(Saved data entries)
┌──
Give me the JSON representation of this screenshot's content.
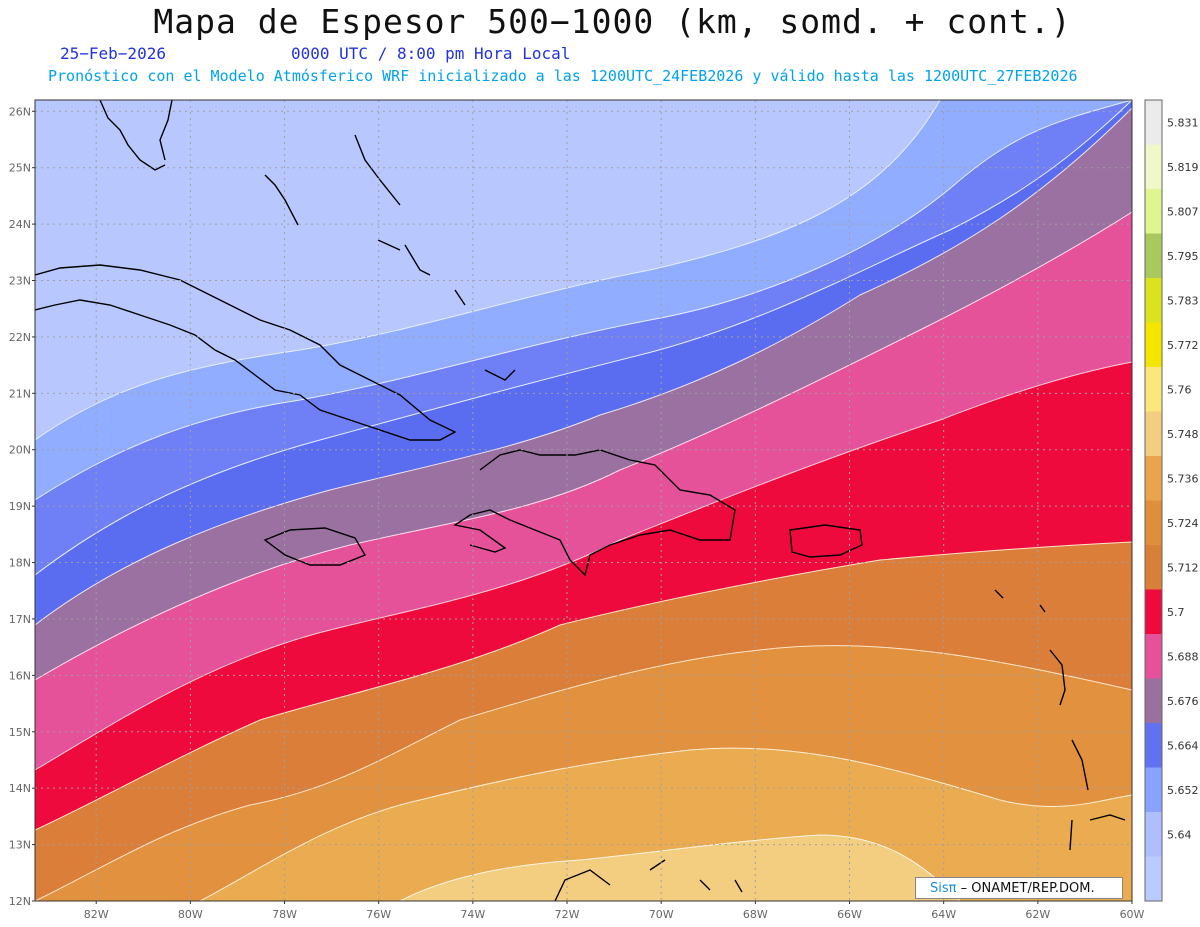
{
  "header": {
    "title": "Mapa de Espesor 500−1000 (km, somd. + cont.)",
    "date": "25−Feb−2026",
    "time": "0000 UTC / 8:00 pm Hora Local",
    "forecast": "Pronóstico con el Modelo Atmósferico WRF inicializado a las 1200UTC_24FEB2026 y válido hasta las  1200UTC_27FEB2026"
  },
  "map": {
    "lat_labels": [
      "26N",
      "25N",
      "24N",
      "23N",
      "22N",
      "21N",
      "20N",
      "19N",
      "18N",
      "17N",
      "16N",
      "15N",
      "14N",
      "13N",
      "12N"
    ],
    "lon_labels": [
      "82W",
      "80W",
      "78W",
      "76W",
      "74W",
      "72W",
      "70W",
      "68W",
      "66W",
      "64W",
      "62W",
      "60W"
    ],
    "gridlines": true,
    "projection": "lat-lon",
    "domain": {
      "lon_min": -83.3,
      "lon_max": -60,
      "lat_min": 12,
      "lat_max": 26.2
    }
  },
  "colorbar": {
    "labels": [
      "5.831",
      "5.819",
      "5.807",
      "5.795",
      "5.783",
      "5.772",
      "5.76",
      "5.748",
      "5.736",
      "5.724",
      "5.712",
      "5.7",
      "5.688",
      "5.676",
      "5.664",
      "5.652",
      "5.64"
    ],
    "colors": [
      "#ebebeb",
      "#f0f7c8",
      "#def590",
      "#a9c95c",
      "#dbe31e",
      "#f5e600",
      "#fbe77b",
      "#f3cd80",
      "#eaa54c",
      "#df8f3c",
      "#d97f38",
      "#ef0a3e",
      "#e6529a",
      "#99709e",
      "#6171f2",
      "#8aa2ff",
      "#adbffe",
      "#bccbff"
    ]
  },
  "credit": {
    "sis": "Sisπ",
    "org": " – ONAMET/REP.DOM."
  }
}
└──
■ **Stated task**: Return the entries unchanged, save for the pictures, which do not belong in the copy.

■ **Task result**:
Give me the JSON representation of this screenshot's content.
{
  "header": {
    "title": "Mapa de Espesor 500−1000 (km, somd. + cont.)",
    "date": "25−Feb−2026",
    "time": "0000 UTC / 8:00 pm Hora Local",
    "forecast": "Pronóstico con el Modelo Atmósferico WRF inicializado a las 1200UTC_24FEB2026 y válido hasta las  1200UTC_27FEB2026"
  },
  "map": {
    "lat_labels": [
      "26N",
      "25N",
      "24N",
      "23N",
      "22N",
      "21N",
      "20N",
      "19N",
      "18N",
      "17N",
      "16N",
      "15N",
      "14N",
      "13N",
      "12N"
    ],
    "lon_labels": [
      "82W",
      "80W",
      "78W",
      "76W",
      "74W",
      "72W",
      "70W",
      "68W",
      "66W",
      "64W",
      "62W",
      "60W"
    ],
    "gridlines": true,
    "projection": "lat-lon",
    "domain": {
      "lon_min": -83.3,
      "lon_max": -60,
      "lat_min": 12,
      "lat_max": 26.2
    }
  },
  "colorbar": {
    "labels": [
      "5.831",
      "5.819",
      "5.807",
      "5.795",
      "5.783",
      "5.772",
      "5.76",
      "5.748",
      "5.736",
      "5.724",
      "5.712",
      "5.7",
      "5.688",
      "5.676",
      "5.664",
      "5.652",
      "5.64"
    ],
    "colors": [
      "#ebebeb",
      "#f0f7c8",
      "#def590",
      "#a9c95c",
      "#dbe31e",
      "#f5e600",
      "#fbe77b",
      "#f3cd80",
      "#eaa54c",
      "#df8f3c",
      "#d97f38",
      "#ef0a3e",
      "#e6529a",
      "#99709e",
      "#6171f2",
      "#8aa2ff",
      "#adbffe",
      "#bccbff"
    ]
  },
  "credit": {
    "sis": "Sisπ",
    "org": " – ONAMET/REP.DOM."
  }
}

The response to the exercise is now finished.